→ **To be done**
Write out each entry again. Keep every word exactly as it is.

→ **Excerpted data**
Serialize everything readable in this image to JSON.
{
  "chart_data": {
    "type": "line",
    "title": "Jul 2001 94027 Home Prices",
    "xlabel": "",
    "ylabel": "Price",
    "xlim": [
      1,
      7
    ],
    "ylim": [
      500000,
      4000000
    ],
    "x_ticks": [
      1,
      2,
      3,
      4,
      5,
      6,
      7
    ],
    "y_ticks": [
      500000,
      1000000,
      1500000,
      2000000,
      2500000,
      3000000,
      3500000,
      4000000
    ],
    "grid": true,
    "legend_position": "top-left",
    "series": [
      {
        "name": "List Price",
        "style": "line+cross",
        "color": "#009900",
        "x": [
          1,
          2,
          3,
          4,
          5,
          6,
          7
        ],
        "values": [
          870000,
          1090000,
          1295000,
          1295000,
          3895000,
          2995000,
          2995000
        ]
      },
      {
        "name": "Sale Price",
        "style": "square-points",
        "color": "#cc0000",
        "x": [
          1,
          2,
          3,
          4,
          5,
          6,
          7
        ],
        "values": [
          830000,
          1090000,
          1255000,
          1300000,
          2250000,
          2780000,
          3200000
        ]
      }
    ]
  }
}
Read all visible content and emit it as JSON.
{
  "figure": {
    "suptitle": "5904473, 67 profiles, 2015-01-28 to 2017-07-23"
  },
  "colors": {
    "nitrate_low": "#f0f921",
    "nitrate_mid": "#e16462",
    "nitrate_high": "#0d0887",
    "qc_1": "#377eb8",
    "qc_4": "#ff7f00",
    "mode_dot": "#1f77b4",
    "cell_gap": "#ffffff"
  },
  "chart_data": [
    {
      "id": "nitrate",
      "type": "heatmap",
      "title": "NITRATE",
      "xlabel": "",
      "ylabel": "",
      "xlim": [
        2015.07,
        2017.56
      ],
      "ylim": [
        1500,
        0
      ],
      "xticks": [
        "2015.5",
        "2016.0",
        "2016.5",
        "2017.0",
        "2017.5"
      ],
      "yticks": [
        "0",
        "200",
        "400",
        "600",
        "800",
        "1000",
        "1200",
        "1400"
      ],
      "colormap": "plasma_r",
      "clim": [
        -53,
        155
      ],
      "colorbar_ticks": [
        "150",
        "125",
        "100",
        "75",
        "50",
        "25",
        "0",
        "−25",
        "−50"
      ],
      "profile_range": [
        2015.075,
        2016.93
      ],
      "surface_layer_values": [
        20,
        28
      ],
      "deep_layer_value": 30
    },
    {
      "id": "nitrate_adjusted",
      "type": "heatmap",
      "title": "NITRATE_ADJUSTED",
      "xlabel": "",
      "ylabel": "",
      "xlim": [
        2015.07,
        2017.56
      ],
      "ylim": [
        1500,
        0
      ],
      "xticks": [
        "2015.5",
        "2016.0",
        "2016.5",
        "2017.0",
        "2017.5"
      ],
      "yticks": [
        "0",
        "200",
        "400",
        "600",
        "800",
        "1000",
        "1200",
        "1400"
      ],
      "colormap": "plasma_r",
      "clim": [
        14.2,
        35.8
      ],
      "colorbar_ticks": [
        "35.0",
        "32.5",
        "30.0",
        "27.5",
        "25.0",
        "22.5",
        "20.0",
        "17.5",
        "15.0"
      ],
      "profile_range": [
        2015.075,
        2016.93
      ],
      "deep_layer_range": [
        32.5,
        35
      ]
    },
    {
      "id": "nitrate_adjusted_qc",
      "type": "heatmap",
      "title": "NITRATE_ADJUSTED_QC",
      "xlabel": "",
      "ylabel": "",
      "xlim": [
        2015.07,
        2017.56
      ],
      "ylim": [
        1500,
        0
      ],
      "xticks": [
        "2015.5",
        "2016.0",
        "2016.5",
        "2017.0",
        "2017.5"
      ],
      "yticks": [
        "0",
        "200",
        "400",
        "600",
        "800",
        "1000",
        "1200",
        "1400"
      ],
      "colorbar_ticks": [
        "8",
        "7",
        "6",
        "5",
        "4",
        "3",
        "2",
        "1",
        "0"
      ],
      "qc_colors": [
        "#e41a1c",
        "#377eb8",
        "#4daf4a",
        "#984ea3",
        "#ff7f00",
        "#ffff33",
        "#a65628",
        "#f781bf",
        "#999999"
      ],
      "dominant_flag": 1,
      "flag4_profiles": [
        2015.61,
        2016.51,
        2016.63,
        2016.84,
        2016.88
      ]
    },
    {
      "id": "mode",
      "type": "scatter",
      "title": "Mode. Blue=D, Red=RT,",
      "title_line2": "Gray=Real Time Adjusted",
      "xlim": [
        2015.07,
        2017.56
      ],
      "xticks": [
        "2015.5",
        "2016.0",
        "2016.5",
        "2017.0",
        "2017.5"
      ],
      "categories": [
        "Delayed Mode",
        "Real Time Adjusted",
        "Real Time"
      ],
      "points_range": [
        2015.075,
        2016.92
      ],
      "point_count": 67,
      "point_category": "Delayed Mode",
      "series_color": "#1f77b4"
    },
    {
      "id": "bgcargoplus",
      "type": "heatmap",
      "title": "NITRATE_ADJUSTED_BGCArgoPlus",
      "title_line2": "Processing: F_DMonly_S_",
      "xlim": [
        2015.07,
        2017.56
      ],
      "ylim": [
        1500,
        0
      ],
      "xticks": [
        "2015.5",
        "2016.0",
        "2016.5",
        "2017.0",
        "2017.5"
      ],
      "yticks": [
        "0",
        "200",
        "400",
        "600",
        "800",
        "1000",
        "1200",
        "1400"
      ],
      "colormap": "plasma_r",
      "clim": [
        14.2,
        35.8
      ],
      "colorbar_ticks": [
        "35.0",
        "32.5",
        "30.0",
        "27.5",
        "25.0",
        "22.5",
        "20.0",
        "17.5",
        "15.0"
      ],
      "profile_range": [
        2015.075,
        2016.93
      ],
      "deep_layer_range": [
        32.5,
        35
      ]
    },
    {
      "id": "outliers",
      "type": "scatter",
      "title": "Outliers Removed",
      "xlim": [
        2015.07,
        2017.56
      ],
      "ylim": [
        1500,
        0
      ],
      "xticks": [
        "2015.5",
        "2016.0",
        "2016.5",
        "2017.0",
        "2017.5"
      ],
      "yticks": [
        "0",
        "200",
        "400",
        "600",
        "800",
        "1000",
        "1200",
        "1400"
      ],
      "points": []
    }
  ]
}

→ **Solution**
Serialize everything readable in this image to JSON.
{
  "chart_data": {
    "type": "line",
    "title": "Jul 2001 94027 Home Prices",
    "xlabel": "",
    "ylabel": "Price",
    "xlim": [
      1,
      7
    ],
    "ylim": [
      500000,
      4000000
    ],
    "x_ticks": [
      1,
      2,
      3,
      4,
      5,
      6,
      7
    ],
    "y_ticks": [
      500000,
      1000000,
      1500000,
      2000000,
      2500000,
      3000000,
      3500000,
      4000000
    ],
    "grid": true,
    "legend_position": "top-left",
    "series": [
      {
        "name": "List Price",
        "style": "line+cross",
        "color": "#009900",
        "x": [
          1,
          2,
          3,
          4,
          5,
          6,
          7
        ],
        "values": [
          870000,
          1090000,
          1295000,
          1295000,
          3895000,
          2995000,
          2995000
        ]
      },
      {
        "name": "Sale Price",
        "style": "square-points",
        "color": "#cc0000",
        "x": [
          1,
          2,
          3,
          4,
          5,
          6,
          7
        ],
        "values": [
          830000,
          1090000,
          1255000,
          1300000,
          2250000,
          2780000,
          3200000
        ]
      }
    ]
  }
}
Read all visible content and emit it as JSON.
{
  "figure": {
    "suptitle": "5904473, 67 profiles, 2015-01-28 to 2017-07-23"
  },
  "colors": {
    "nitrate_low": "#f0f921",
    "nitrate_mid": "#e16462",
    "nitrate_high": "#0d0887",
    "qc_1": "#377eb8",
    "qc_4": "#ff7f00",
    "mode_dot": "#1f77b4",
    "cell_gap": "#ffffff"
  },
  "chart_data": [
    {
      "id": "nitrate",
      "type": "heatmap",
      "title": "NITRATE",
      "xlabel": "",
      "ylabel": "",
      "xlim": [
        2015.07,
        2017.56
      ],
      "ylim": [
        1500,
        0
      ],
      "xticks": [
        "2015.5",
        "2016.0",
        "2016.5",
        "2017.0",
        "2017.5"
      ],
      "yticks": [
        "0",
        "200",
        "400",
        "600",
        "800",
        "1000",
        "1200",
        "1400"
      ],
      "colormap": "plasma_r",
      "clim": [
        -53,
        155
      ],
      "colorbar_ticks": [
        "150",
        "125",
        "100",
        "75",
        "50",
        "25",
        "0",
        "−25",
        "−50"
      ],
      "profile_range": [
        2015.075,
        2016.93
      ],
      "surface_layer_values": [
        20,
        28
      ],
      "deep_layer_value": 30
    },
    {
      "id": "nitrate_adjusted",
      "type": "heatmap",
      "title": "NITRATE_ADJUSTED",
      "xlabel": "",
      "ylabel": "",
      "xlim": [
        2015.07,
        2017.56
      ],
      "ylim": [
        1500,
        0
      ],
      "xticks": [
        "2015.5",
        "2016.0",
        "2016.5",
        "2017.0",
        "2017.5"
      ],
      "yticks": [
        "0",
        "200",
        "400",
        "600",
        "800",
        "1000",
        "1200",
        "1400"
      ],
      "colormap": "plasma_r",
      "clim": [
        14.2,
        35.8
      ],
      "colorbar_ticks": [
        "35.0",
        "32.5",
        "30.0",
        "27.5",
        "25.0",
        "22.5",
        "20.0",
        "17.5",
        "15.0"
      ],
      "profile_range": [
        2015.075,
        2016.93
      ],
      "deep_layer_range": [
        32.5,
        35
      ]
    },
    {
      "id": "nitrate_adjusted_qc",
      "type": "heatmap",
      "title": "NITRATE_ADJUSTED_QC",
      "xlabel": "",
      "ylabel": "",
      "xlim": [
        2015.07,
        2017.56
      ],
      "ylim": [
        1500,
        0
      ],
      "xticks": [
        "2015.5",
        "2016.0",
        "2016.5",
        "2017.0",
        "2017.5"
      ],
      "yticks": [
        "0",
        "200",
        "400",
        "600",
        "800",
        "1000",
        "1200",
        "1400"
      ],
      "colorbar_ticks": [
        "8",
        "7",
        "6",
        "5",
        "4",
        "3",
        "2",
        "1",
        "0"
      ],
      "qc_colors": [
        "#e41a1c",
        "#377eb8",
        "#4daf4a",
        "#984ea3",
        "#ff7f00",
        "#ffff33",
        "#a65628",
        "#f781bf",
        "#999999"
      ],
      "dominant_flag": 1,
      "flag4_profiles": [
        2015.61,
        2016.51,
        2016.63,
        2016.84,
        2016.88
      ]
    },
    {
      "id": "mode",
      "type": "scatter",
      "title": "Mode. Blue=D, Red=RT,",
      "title_line2": "Gray=Real Time Adjusted",
      "xlim": [
        2015.07,
        2017.56
      ],
      "xticks": [
        "2015.5",
        "2016.0",
        "2016.5",
        "2017.0",
        "2017.5"
      ],
      "categories": [
        "Delayed Mode",
        "Real Time Adjusted",
        "Real Time"
      ],
      "points_range": [
        2015.075,
        2016.92
      ],
      "point_count": 67,
      "point_category": "Delayed Mode",
      "series_color": "#1f77b4"
    },
    {
      "id": "bgcargoplus",
      "type": "heatmap",
      "title": "NITRATE_ADJUSTED_BGCArgoPlus",
      "title_line2": "Processing: F_DMonly_S_",
      "xlim": [
        2015.07,
        2017.56
      ],
      "ylim": [
        1500,
        0
      ],
      "xticks": [
        "2015.5",
        "2016.0",
        "2016.5",
        "2017.0",
        "2017.5"
      ],
      "yticks": [
        "0",
        "200",
        "400",
        "600",
        "800",
        "1000",
        "1200",
        "1400"
      ],
      "colormap": "plasma_r",
      "clim": [
        14.2,
        35.8
      ],
      "colorbar_ticks": [
        "35.0",
        "32.5",
        "30.0",
        "27.5",
        "25.0",
        "22.5",
        "20.0",
        "17.5",
        "15.0"
      ],
      "profile_range": [
        2015.075,
        2016.93
      ],
      "deep_layer_range": [
        32.5,
        35
      ]
    },
    {
      "id": "outliers",
      "type": "scatter",
      "title": "Outliers Removed",
      "xlim": [
        2015.07,
        2017.56
      ],
      "ylim": [
        1500,
        0
      ],
      "xticks": [
        "2015.5",
        "2016.0",
        "2016.5",
        "2017.0",
        "2017.5"
      ],
      "yticks": [
        "0",
        "200",
        "400",
        "600",
        "800",
        "1000",
        "1200",
        "1400"
      ],
      "points": []
    }
  ]
}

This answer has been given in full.